Collected data entries:
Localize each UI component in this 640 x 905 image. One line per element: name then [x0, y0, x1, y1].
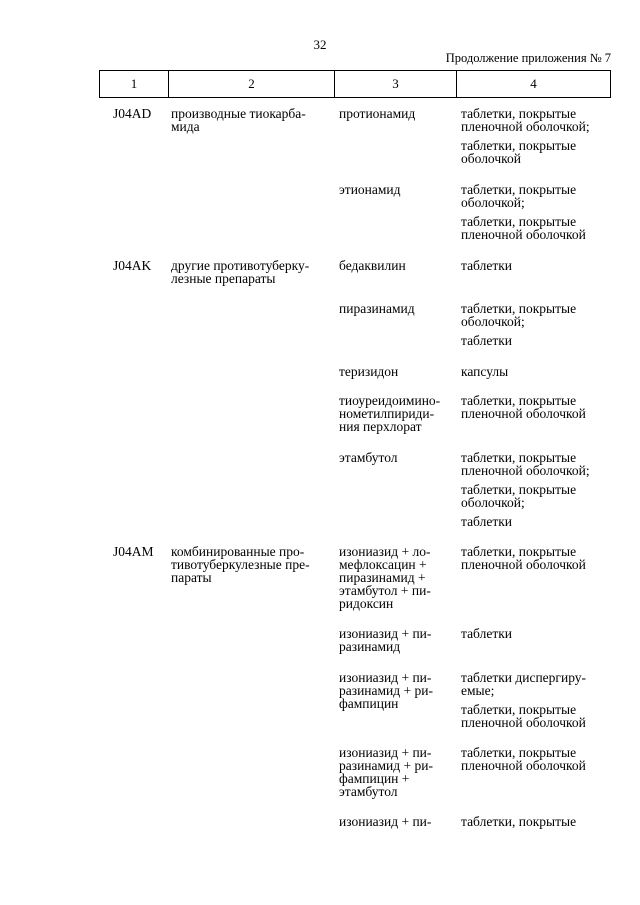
group-name-line: лезные препараты — [171, 271, 276, 286]
form-line: пленочной оболочкой; — [461, 119, 590, 134]
form-line: таблетки, покрытые — [461, 544, 577, 559]
form-line: пленочной оболочкой — [461, 557, 586, 572]
header-col-4: 4 — [530, 76, 537, 91]
form-line: таблетки, покрытые — [461, 106, 577, 121]
form-line: пленочной оболочкой — [461, 406, 586, 421]
form-line: оболочкой; — [461, 195, 525, 210]
drug-name-line: этионамид — [339, 182, 401, 197]
drug-name-line: ридоксин — [339, 596, 394, 611]
form-line: таблетки, покрытые — [461, 301, 577, 316]
drug-name-line: мефлоксацин + — [339, 557, 427, 572]
drug-name-line: нометилпириди- — [339, 406, 435, 421]
header-col-1: 1 — [100, 71, 169, 97]
drug-name-line: фампицин + — [339, 771, 410, 786]
drug-name-line: изониазид + пи- — [339, 814, 432, 829]
form-line: пленочной оболочкой; — [461, 463, 590, 478]
form-line: таблетки, покрытые — [461, 214, 577, 229]
form-line: таблетки, покрытые — [461, 814, 577, 829]
form-line: таблетки — [461, 333, 513, 348]
header-col-3: 3 — [335, 71, 457, 97]
drug-name-line: пиразинамид + — [339, 570, 426, 585]
group-name-line: другие противотуберку- — [171, 258, 310, 273]
group-name-line: производные тиокарба- — [171, 106, 306, 121]
drug-name-line: разинамид + ри- — [339, 683, 433, 698]
form-line: оболочкой — [461, 151, 521, 166]
drug-name-line: ния перхлорат — [339, 419, 422, 434]
form-line: таблетки — [461, 514, 513, 529]
form-line: емые; — [461, 683, 495, 698]
form-line: таблетки, покрытые — [461, 182, 577, 197]
group-name-line: комбинированные про- — [171, 544, 305, 559]
page-number: 32 — [313, 37, 327, 52]
drug-name-line: бедаквилин — [339, 258, 406, 273]
group-code: J04AK — [113, 258, 152, 273]
group-code: J04AD — [113, 106, 152, 121]
form-line: таблетки, покрытые — [461, 702, 577, 717]
form-line: таблетки, покрытые — [461, 138, 577, 153]
form-line: капсулы — [461, 364, 509, 379]
form-line: таблетки, покрытые — [461, 745, 577, 760]
drug-name-line: этамбутол + пи- — [339, 583, 431, 598]
continuation-note: Продолжение приложения № 7 — [445, 51, 611, 65]
table-header — [99, 70, 611, 98]
form-line: пленочной оболочкой — [461, 227, 586, 242]
drug-name-line: этамбутол — [339, 450, 398, 465]
drug-name-line: разинамид — [339, 639, 401, 654]
form-line: таблетки, покрытые — [461, 482, 577, 497]
drug-name-line: тиоуреидоимино- — [339, 393, 441, 408]
form-line: таблетки, покрытые — [461, 393, 577, 408]
group-name-line: мида — [171, 119, 200, 134]
header-col-2: 2 — [169, 71, 335, 97]
form-line: таблетки — [461, 626, 513, 641]
form-line: пленочной оболочкой — [461, 715, 586, 730]
form-line: оболочкой; — [461, 495, 525, 510]
drug-name-line: изониазид + ло- — [339, 544, 431, 559]
drug-name-line: пиразинамид — [339, 301, 415, 316]
drug-name-line: фампицин — [339, 696, 399, 711]
form-line: таблетки диспергиру- — [461, 670, 587, 685]
drug-name-line: изониазид + пи- — [339, 670, 432, 685]
drug-name-line: разинамид + ри- — [339, 758, 433, 773]
form-line: оболочкой; — [461, 314, 525, 329]
drug-name-line: теризидон — [339, 364, 399, 379]
drug-name-line: изониазид + пи- — [339, 626, 432, 641]
form-line: таблетки — [461, 258, 513, 273]
group-name-line: тивотуберкулезные пре- — [171, 557, 310, 572]
drug-name-line: протионамид — [339, 106, 416, 121]
drug-name-line: этамбутол — [339, 784, 398, 799]
form-line: пленочной оболочкой — [461, 758, 586, 773]
group-name-line: параты — [171, 570, 212, 585]
form-line: таблетки, покрытые — [461, 450, 577, 465]
group-code: J04AM — [113, 544, 154, 559]
drug-name-line: изониазид + пи- — [339, 745, 432, 760]
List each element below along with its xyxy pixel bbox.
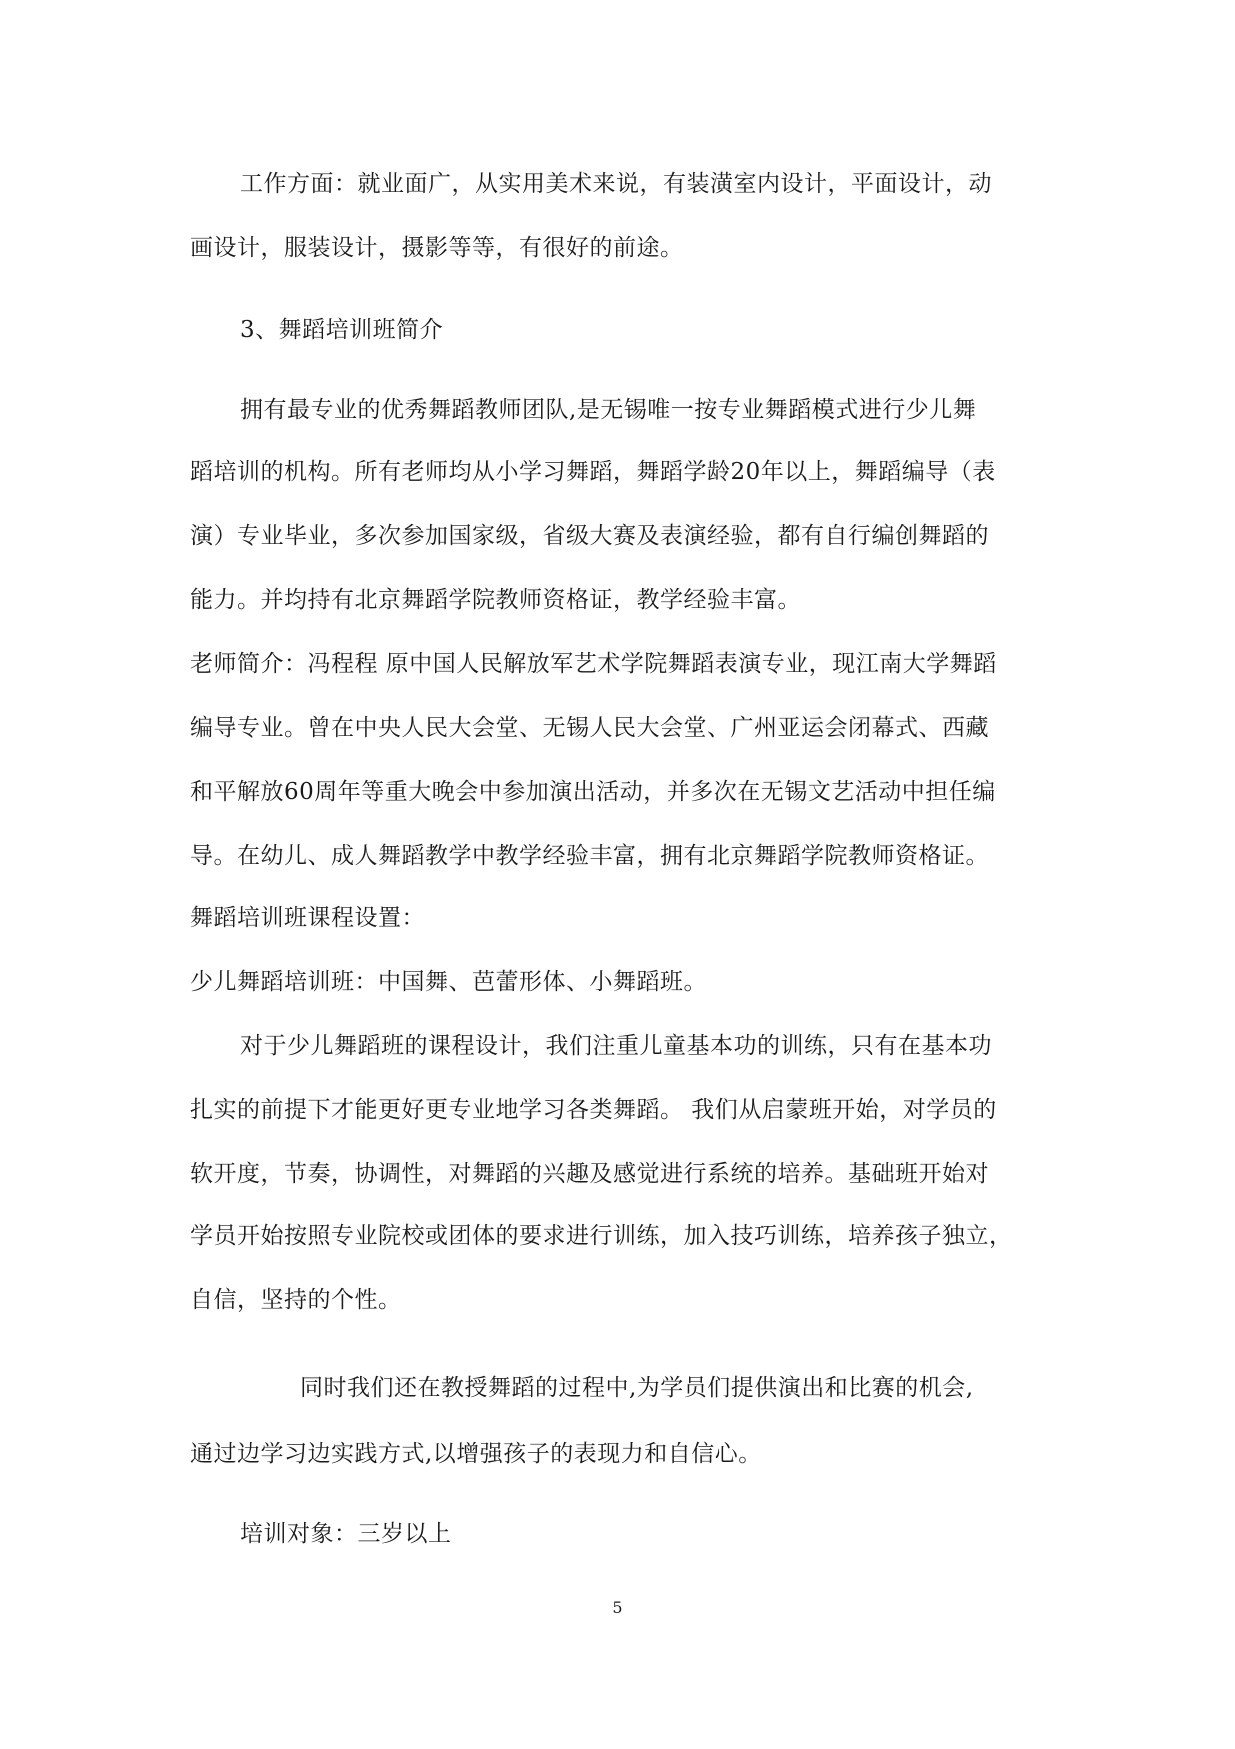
text-line: 自信，坚持的个性。 [190,1287,402,1313]
text-line: 扎实的前提下才能更好更专业地学习各类舞蹈。 我们从启蒙班开始，对学员的 [190,1097,997,1123]
text-line: 舞蹈培训班课程设置： [190,905,425,931]
text-line: 画设计，服装设计，摄影等等，有很好的前途。 [190,235,684,261]
text-line: 导。在幼儿、成人舞蹈教学中教学经验丰富，拥有北京舞蹈学院教师资格证。 [190,843,989,869]
text-line: 老师简介：冯程程 原中国人民解放军艺术学院舞蹈表演专业，现江南大学舞蹈 [190,651,997,677]
text-line: 工作方面：就业面广，从实用美术来说，有装潢室内设计，平面设计，动 [240,171,992,197]
text-line: 拥有最专业的优秀舞蹈教师团队,是无锡唯一按专业舞蹈模式进行少儿舞 [240,397,977,423]
text-line: 能力。并均持有北京舞蹈学院教师资格证，教学经验丰富。 [190,587,801,613]
text-line: 通过边学习边实践方式,以增强孩子的表现力和自信心。 [190,1441,762,1467]
text-line: 培训对象：三岁以上 [240,1521,452,1547]
text-line: 蹈培训的机构。所有老师均从小学习舞蹈，舞蹈学龄20年以上，舞蹈编导（表 [190,459,996,485]
text-line: 编导专业。曾在中央人民大会堂、无锡人民大会堂、广州亚运会闭幕式、西藏 [190,715,989,741]
section-heading: 3、舞蹈培训班简介 [240,317,444,343]
text-line: 同时我们还在教授舞蹈的过程中,为学员们提供演出和比赛的机会, [300,1375,974,1401]
text-line: 软开度，节奏，协调性，对舞蹈的兴趣及感觉进行系统的培养。基础班开始对 [190,1161,989,1187]
page-number: 5 [612,1598,623,1617]
text-line: 和平解放60周年等重大晚会中参加演出活动，并多次在无锡文艺活动中担任编 [190,779,996,805]
text-line: 对于少儿舞蹈班的课程设计，我们注重儿童基本功的训练，只有在基本功 [240,1033,992,1059]
text-line: 少儿舞蹈培训班：中国舞、芭蕾形体、小舞蹈班。 [190,969,707,995]
text-line: 演）专业毕业，多次参加国家级，省级大赛及表演经验，都有自行编创舞蹈的 [190,523,989,549]
text-line: 学员开始按照专业院校或团体的要求进行训练，加入技巧训练，培养孩子独立， [190,1223,1013,1249]
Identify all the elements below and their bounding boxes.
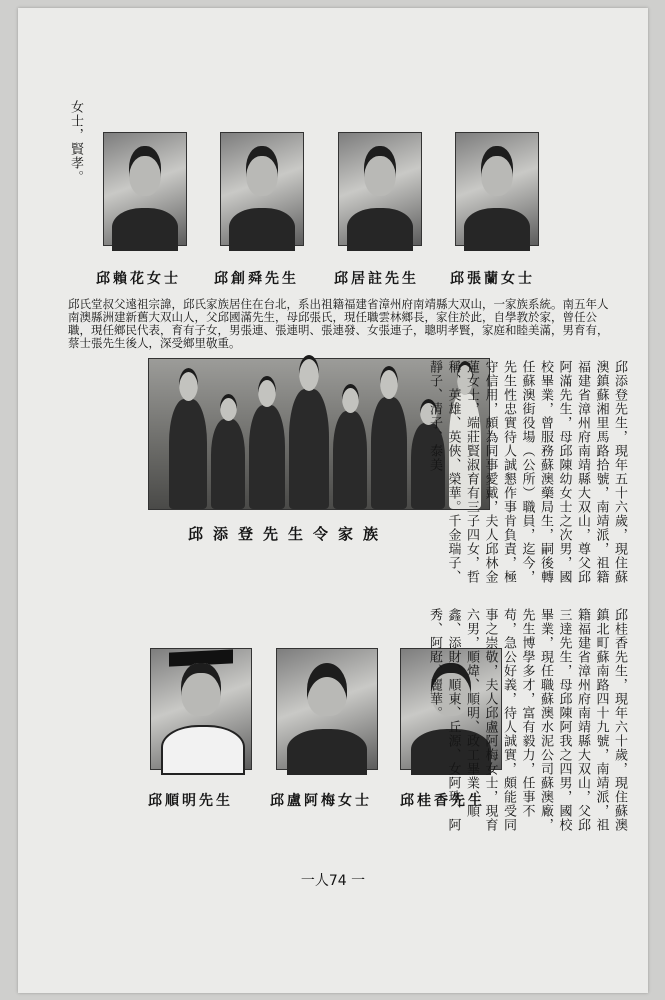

# To be done
Recast the material starting at the line that contains "group-name-line: лезные препараты" and ending at the line that contains "form-line: таблетки, покрытые — [461, 106, 577, 121]" as a Markdown table with the columns Row and Line. Number each row and leave out blank lines.

# Reply
| Row | Line |
|---|---|
| 1 | group-name-line: лезные препараты — [171, 271, 276, 286] |
| 2 | form-line: пленочной оболочкой; — [461, 119, 590, 134] |
| 3 | form-line: таблетки, покрытые — [461, 544, 577, 559] |
| 4 | form-line: пленочной оболочкой — [461, 557, 586, 572] |
| 5 | header-col-4: 4 — [530, 76, 537, 91] |
| 6 | form-line: таблетки, покрытые — [461, 106, 577, 121] |